# Exercise brief
Bring together all lines of the material below that contain the string "under".

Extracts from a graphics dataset
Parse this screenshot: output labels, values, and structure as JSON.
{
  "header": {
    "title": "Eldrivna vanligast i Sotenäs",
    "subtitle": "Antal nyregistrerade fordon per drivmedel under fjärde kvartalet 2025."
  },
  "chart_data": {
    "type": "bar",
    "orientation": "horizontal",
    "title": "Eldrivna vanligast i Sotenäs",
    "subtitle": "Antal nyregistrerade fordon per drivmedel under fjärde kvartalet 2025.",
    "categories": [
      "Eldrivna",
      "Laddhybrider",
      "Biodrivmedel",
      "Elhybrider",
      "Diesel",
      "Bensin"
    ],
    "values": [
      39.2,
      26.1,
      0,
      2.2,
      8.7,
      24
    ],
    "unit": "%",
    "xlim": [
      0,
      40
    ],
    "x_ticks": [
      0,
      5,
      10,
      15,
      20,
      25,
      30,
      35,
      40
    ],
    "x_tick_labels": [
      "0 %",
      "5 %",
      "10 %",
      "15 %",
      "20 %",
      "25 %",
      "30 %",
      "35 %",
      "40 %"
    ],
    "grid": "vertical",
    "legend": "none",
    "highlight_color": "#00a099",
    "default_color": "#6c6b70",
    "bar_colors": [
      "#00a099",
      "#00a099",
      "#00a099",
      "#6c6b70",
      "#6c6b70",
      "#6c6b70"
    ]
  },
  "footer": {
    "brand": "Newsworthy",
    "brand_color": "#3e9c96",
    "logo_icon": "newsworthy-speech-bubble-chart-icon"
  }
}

# Exercise response
    "subtitle": "Antal nyregistrerade fordon per drivmedel under fjärde kvartalet 2025."
    "subtitle": "Antal nyregistrerade fordon per drivmedel under fjärde kvartalet 2025.",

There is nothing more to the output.